## [The task]
Determine the number of lines holding the word "text"; answer with that number only.

## [Stored items]

- - - -

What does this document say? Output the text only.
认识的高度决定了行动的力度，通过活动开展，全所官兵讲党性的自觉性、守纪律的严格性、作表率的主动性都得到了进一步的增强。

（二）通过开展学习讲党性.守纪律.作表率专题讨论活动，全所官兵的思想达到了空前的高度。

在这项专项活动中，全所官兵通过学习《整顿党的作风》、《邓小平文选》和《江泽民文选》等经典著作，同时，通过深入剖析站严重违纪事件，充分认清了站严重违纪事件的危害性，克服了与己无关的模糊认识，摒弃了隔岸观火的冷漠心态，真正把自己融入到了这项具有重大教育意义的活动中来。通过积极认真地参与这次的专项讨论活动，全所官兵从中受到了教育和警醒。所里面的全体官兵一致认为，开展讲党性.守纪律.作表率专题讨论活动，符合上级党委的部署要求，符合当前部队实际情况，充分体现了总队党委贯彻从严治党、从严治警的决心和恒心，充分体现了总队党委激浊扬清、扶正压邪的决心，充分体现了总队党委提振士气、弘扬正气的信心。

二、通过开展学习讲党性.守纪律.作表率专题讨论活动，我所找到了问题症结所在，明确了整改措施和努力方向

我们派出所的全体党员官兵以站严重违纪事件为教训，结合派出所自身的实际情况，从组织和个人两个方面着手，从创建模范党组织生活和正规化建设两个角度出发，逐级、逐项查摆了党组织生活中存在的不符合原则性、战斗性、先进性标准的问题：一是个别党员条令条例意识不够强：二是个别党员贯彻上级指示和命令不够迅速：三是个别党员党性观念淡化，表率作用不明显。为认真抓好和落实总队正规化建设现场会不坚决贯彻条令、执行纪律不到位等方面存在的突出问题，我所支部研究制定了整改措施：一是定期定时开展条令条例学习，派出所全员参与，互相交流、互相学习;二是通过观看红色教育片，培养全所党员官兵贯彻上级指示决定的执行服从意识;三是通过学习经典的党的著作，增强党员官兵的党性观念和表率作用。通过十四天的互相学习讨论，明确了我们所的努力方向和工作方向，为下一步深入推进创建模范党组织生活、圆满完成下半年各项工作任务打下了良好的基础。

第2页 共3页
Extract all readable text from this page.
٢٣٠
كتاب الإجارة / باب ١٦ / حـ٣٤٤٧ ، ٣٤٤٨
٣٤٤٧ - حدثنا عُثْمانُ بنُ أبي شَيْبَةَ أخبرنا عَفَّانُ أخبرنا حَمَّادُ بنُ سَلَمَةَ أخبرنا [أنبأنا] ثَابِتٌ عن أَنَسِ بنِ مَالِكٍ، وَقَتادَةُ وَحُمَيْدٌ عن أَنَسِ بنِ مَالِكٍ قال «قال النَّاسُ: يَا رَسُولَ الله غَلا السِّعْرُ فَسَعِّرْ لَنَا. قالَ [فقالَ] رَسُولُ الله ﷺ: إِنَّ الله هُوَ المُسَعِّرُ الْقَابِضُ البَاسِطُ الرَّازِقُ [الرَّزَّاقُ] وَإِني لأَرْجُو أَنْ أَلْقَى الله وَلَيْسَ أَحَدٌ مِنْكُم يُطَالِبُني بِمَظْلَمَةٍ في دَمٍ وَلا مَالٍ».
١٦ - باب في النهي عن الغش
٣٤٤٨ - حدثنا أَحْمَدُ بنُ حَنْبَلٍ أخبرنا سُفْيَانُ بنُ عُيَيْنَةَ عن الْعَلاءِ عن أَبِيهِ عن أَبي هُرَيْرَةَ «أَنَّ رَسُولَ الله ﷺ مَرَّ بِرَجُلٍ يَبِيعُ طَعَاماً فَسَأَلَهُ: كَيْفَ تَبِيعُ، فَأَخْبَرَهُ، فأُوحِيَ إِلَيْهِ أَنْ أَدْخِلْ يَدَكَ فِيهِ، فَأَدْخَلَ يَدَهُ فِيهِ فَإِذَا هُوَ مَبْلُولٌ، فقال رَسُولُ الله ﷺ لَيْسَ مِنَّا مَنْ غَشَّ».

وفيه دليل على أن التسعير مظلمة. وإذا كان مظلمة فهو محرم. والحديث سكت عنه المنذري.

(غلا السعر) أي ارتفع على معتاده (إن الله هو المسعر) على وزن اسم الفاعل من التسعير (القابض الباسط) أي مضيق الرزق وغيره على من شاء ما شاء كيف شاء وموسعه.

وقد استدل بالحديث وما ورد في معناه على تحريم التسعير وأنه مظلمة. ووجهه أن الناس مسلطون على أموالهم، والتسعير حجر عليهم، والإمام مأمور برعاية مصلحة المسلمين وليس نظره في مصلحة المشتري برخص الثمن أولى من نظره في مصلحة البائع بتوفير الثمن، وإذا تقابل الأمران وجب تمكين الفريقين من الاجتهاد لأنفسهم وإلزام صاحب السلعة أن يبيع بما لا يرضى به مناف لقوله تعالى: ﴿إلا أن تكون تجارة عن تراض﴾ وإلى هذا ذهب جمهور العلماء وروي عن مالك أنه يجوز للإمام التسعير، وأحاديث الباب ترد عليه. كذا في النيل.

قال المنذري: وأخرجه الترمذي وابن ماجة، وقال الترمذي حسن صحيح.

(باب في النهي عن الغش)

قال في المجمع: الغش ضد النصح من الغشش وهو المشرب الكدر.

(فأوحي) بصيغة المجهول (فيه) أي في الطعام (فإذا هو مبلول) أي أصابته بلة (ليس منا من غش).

- - - -

## [Answer to the exercise]
2